Check every line of the entries below for the word "Probability", and copy the ones that have it.
══ Records
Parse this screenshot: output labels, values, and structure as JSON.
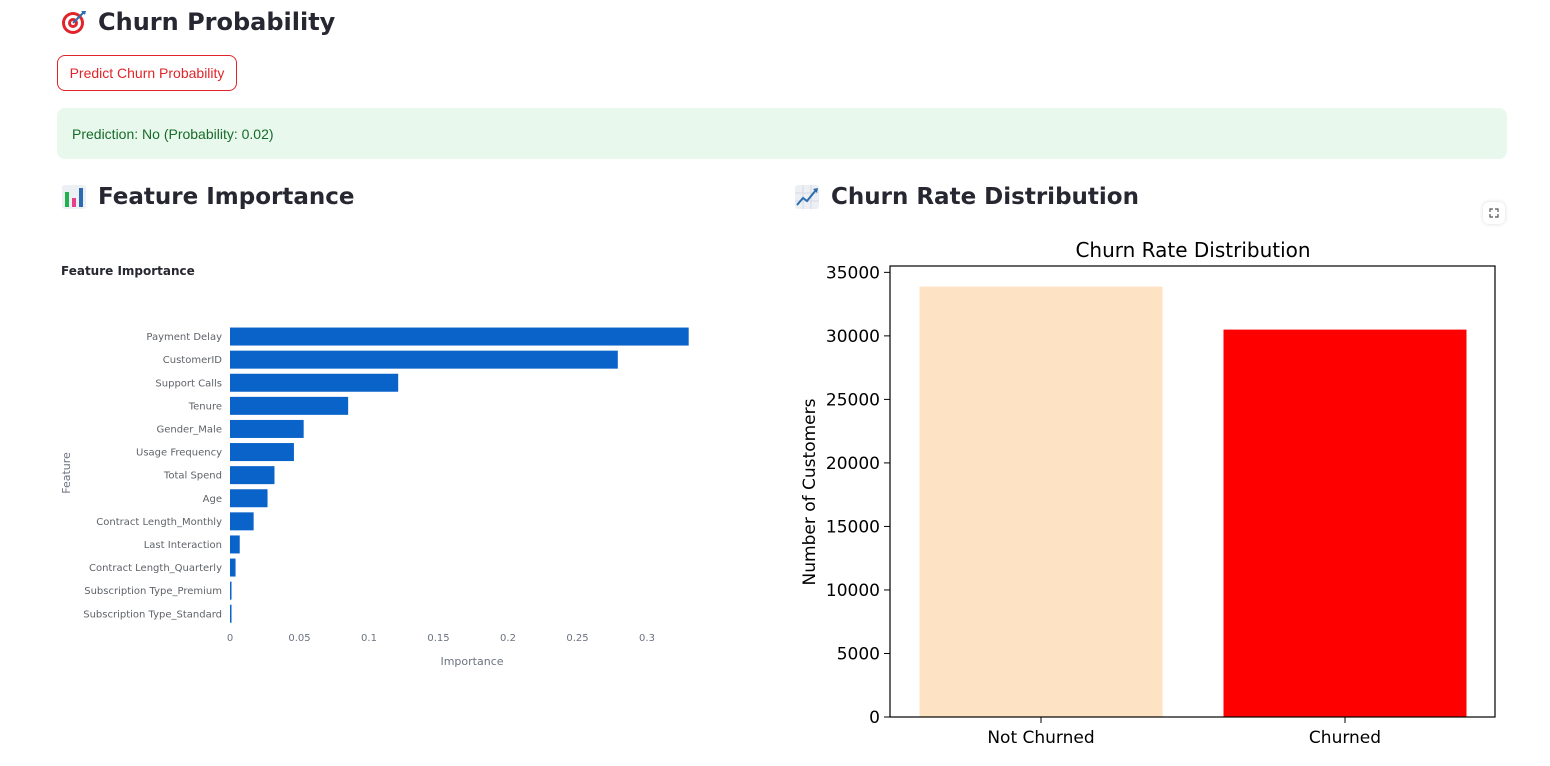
{
  "header": {
    "title": "Churn Probability",
    "icon": "target-icon"
  },
  "predict_button": {
    "label": "Predict Churn Probability"
  },
  "prediction_alert": {
    "text": "Prediction: No (Probability: 0.02)"
  },
  "feature_section": {
    "heading": "Feature Importance",
    "icon": "bar-chart-icon"
  },
  "churn_section": {
    "heading": "Churn Rate Distribution",
    "icon": "trend-chart-icon"
  },
  "colors": {
    "accent": "#e0252a",
    "bar_blue": "#0a63c9",
    "not_churned": "#fde3c3",
    "churned": "#ff0000",
    "success_bg": "#e8f8ec",
    "success_text": "#176b2a"
  },
  "chart_data": [
    {
      "type": "bar",
      "orientation": "horizontal",
      "title": "Feature Importance",
      "xlabel": "Importance",
      "ylabel": "Feature",
      "categories": [
        "Payment Delay",
        "CustomerID",
        "Support Calls",
        "Tenure",
        "Gender_Male",
        "Usage Frequency",
        "Total Spend",
        "Age",
        "Contract Length_Monthly",
        "Last Interaction",
        "Contract Length_Quarterly",
        "Subscription Type_Premium",
        "Subscription Type_Standard"
      ],
      "values": [
        0.33,
        0.279,
        0.121,
        0.085,
        0.053,
        0.046,
        0.032,
        0.027,
        0.017,
        0.007,
        0.004,
        0.001,
        0.001
      ],
      "xlim": [
        0,
        0.34
      ],
      "xticks": [
        0,
        0.05,
        0.1,
        0.15,
        0.2,
        0.25,
        0.3
      ],
      "xtick_labels": [
        "0",
        "0.05",
        "0.1",
        "0.15",
        "0.2",
        "0.25",
        "0.3"
      ],
      "grid": false
    },
    {
      "type": "bar",
      "title": "Churn Rate Distribution",
      "xlabel": "",
      "ylabel": "Number of Customers",
      "categories": [
        "Not Churned",
        "Churned"
      ],
      "values": [
        33881,
        30493
      ],
      "ylim": [
        0,
        35500
      ],
      "yticks": [
        0,
        5000,
        10000,
        15000,
        20000,
        25000,
        30000,
        35000
      ],
      "ytick_labels": [
        "0",
        "5000",
        "10000",
        "15000",
        "20000",
        "25000",
        "30000",
        "35000"
      ],
      "colors": [
        "#fde3c3",
        "#ff0000"
      ],
      "grid": false
    }
  ]
}
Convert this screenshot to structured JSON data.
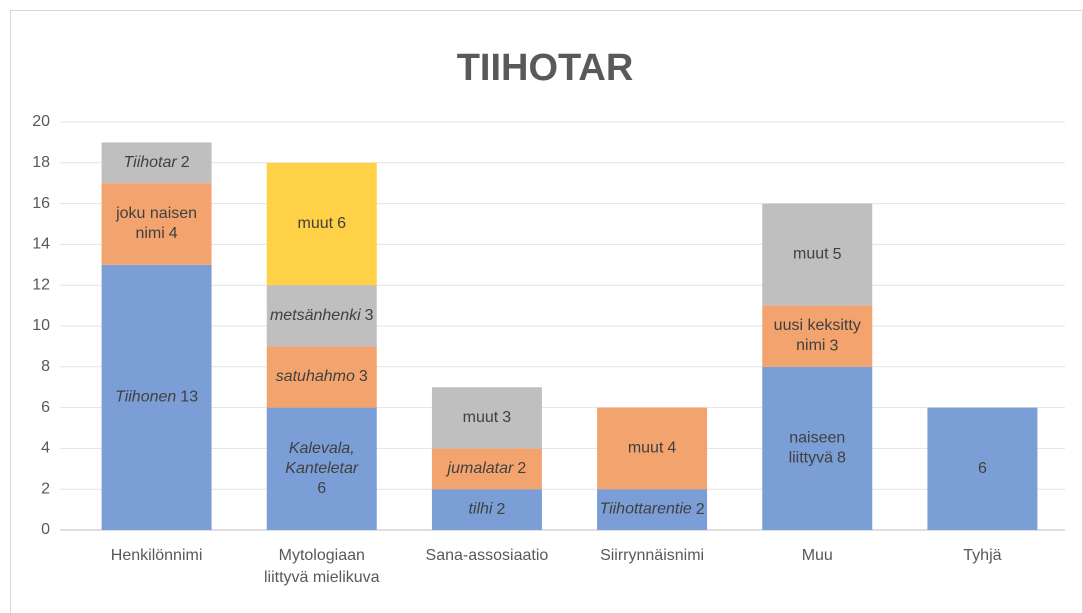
{
  "chart_data": {
    "type": "stacked-bar",
    "title": "TIIHOTAR",
    "categories": [
      "Henkilönnimi",
      "Mytologiaan\nliittyvä mielikuva",
      "Sana-assosiaatio",
      "Siirrynnäisnimi",
      "Muu",
      "Tyhjä"
    ],
    "stacks": [
      [
        {
          "name": "Tiihonen",
          "italic": true,
          "value": 13,
          "color": "#7b9ed6"
        },
        {
          "name": "joku naisen\nnimi",
          "italic": false,
          "value": 4,
          "color": "#f3a46e"
        },
        {
          "name": "Tiihotar",
          "italic": true,
          "value": 2,
          "color": "#bfbfbf"
        }
      ],
      [
        {
          "name": "Kalevala,\nKanteletar\n",
          "italic": true,
          "value": 6,
          "color": "#7b9ed6"
        },
        {
          "name": "satuhahmo",
          "italic": true,
          "value": 3,
          "color": "#f3a46e"
        },
        {
          "name": "metsänhenki",
          "italic": true,
          "value": 3,
          "color": "#bfbfbf"
        },
        {
          "name": "muut",
          "italic": false,
          "value": 6,
          "color": "#ffd147"
        }
      ],
      [
        {
          "name": "tilhi",
          "italic": true,
          "value": 2,
          "color": "#7b9ed6"
        },
        {
          "name": "jumalatar",
          "italic": true,
          "value": 2,
          "color": "#f3a46e"
        },
        {
          "name": "muut",
          "italic": false,
          "value": 3,
          "color": "#bfbfbf"
        }
      ],
      [
        {
          "name": "Tiihottarentie",
          "italic": true,
          "value": 2,
          "color": "#7b9ed6"
        },
        {
          "name": "muut",
          "italic": false,
          "value": 4,
          "color": "#f3a46e"
        }
      ],
      [
        {
          "name": "naiseen\nliittyvä",
          "italic": false,
          "value": 8,
          "color": "#7b9ed6"
        },
        {
          "name": "uusi keksitty\nnimi",
          "italic": false,
          "value": 3,
          "color": "#f3a46e"
        },
        {
          "name": "muut",
          "italic": false,
          "value": 5,
          "color": "#bfbfbf"
        }
      ],
      [
        {
          "value": 6,
          "color": "#7b9ed6"
        }
      ]
    ],
    "ylim": [
      0,
      20
    ],
    "yticks": [
      0,
      2,
      4,
      6,
      8,
      10,
      12,
      14,
      16,
      18,
      20
    ],
    "grid": true
  }
}
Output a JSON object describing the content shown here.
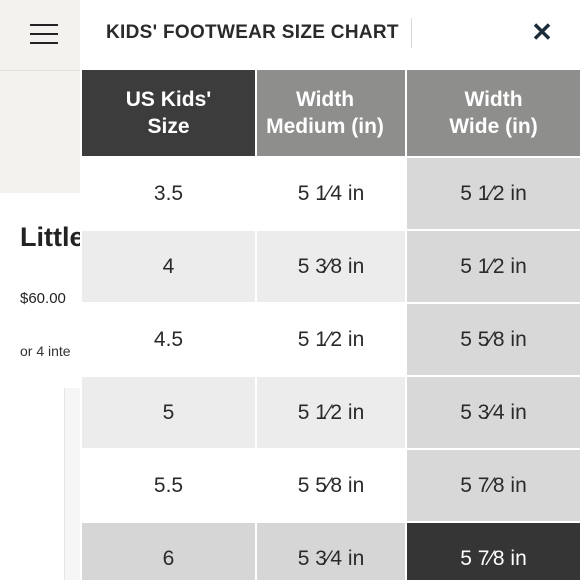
{
  "background_page": {
    "product_title": "Little",
    "price": "$60.00",
    "installments": "or 4 inte"
  },
  "modal": {
    "title": "KIDS' FOOTWEAR SIZE CHART",
    "close_glyph": "✕",
    "columns": [
      {
        "line1": "US Kids'",
        "line2": "Size"
      },
      {
        "line1": "Width",
        "line2": "Medium (in)"
      },
      {
        "line1": "Width",
        "line2": "Wide (in)"
      }
    ],
    "rows": [
      {
        "size": "3.5",
        "medium": "5 1⁄4 in",
        "wide": "5 1⁄2 in"
      },
      {
        "size": "4",
        "medium": "5 3⁄8 in",
        "wide": "5 1⁄2 in"
      },
      {
        "size": "4.5",
        "medium": "5 1⁄2 in",
        "wide": "5 5⁄8 in"
      },
      {
        "size": "5",
        "medium": "5 1⁄2 in",
        "wide": "5 3⁄4 in"
      },
      {
        "size": "5.5",
        "medium": "5 5⁄8 in",
        "wide": "5 7⁄8 in"
      },
      {
        "size": "6",
        "medium": "5 3⁄4 in",
        "wide": "5 7⁄8 in"
      }
    ],
    "colors": {
      "header_dark": "#3c3c3c",
      "header_gray": "#8e8e8c",
      "selected_cell": "#353535"
    }
  }
}
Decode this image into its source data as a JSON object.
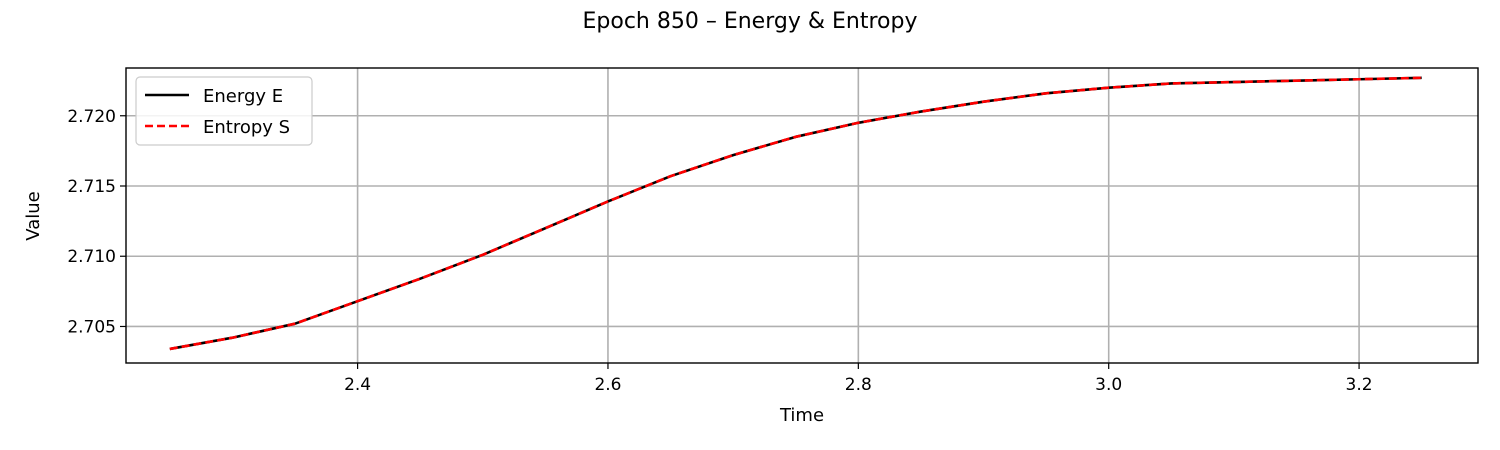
{
  "chart_data": {
    "type": "line",
    "title": "Epoch 850 – Energy & Entropy",
    "xlabel": "Time",
    "ylabel": "Value",
    "xlim": [
      2.215,
      3.295
    ],
    "ylim": [
      2.7024,
      2.7234
    ],
    "xticks": [
      2.4,
      2.6,
      2.8,
      3.0,
      3.2
    ],
    "xtick_labels": [
      "2.4",
      "2.6",
      "2.8",
      "3.0",
      "3.2"
    ],
    "yticks": [
      2.705,
      2.71,
      2.715,
      2.72
    ],
    "ytick_labels": [
      "2.705",
      "2.710",
      "2.715",
      "2.720"
    ],
    "grid": true,
    "legend_position": "top-left",
    "x": [
      2.25,
      2.3,
      2.35,
      2.4,
      2.45,
      2.5,
      2.55,
      2.6,
      2.65,
      2.7,
      2.75,
      2.8,
      2.85,
      2.9,
      2.95,
      3.0,
      3.05,
      3.1,
      3.15,
      3.2,
      3.25
    ],
    "series": [
      {
        "name": "Energy E",
        "color": "#000000",
        "style": "solid",
        "values": [
          2.7034,
          2.7042,
          2.7052,
          2.7068,
          2.7084,
          2.7101,
          2.712,
          2.7139,
          2.7157,
          2.7172,
          2.7185,
          2.7195,
          2.7203,
          2.721,
          2.7216,
          2.722,
          2.7223,
          2.7224,
          2.7225,
          2.7226,
          2.7227
        ]
      },
      {
        "name": "Entropy S",
        "color": "#ff0000",
        "style": "dashed",
        "values": [
          2.7034,
          2.7042,
          2.7052,
          2.7068,
          2.7084,
          2.7101,
          2.712,
          2.7139,
          2.7157,
          2.7172,
          2.7185,
          2.7195,
          2.7203,
          2.721,
          2.7216,
          2.722,
          2.7223,
          2.7224,
          2.7225,
          2.7226,
          2.7227
        ]
      }
    ]
  }
}
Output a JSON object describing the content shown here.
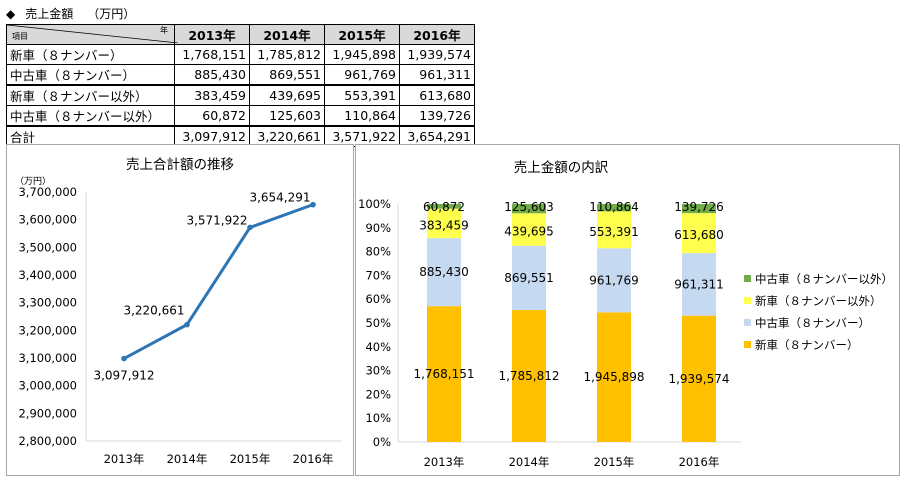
════
# Written response
    "title": "Churn Probability",
    "label": "Predict Churn Probability"
    "text": "Prediction: No (Probability: 0.02)"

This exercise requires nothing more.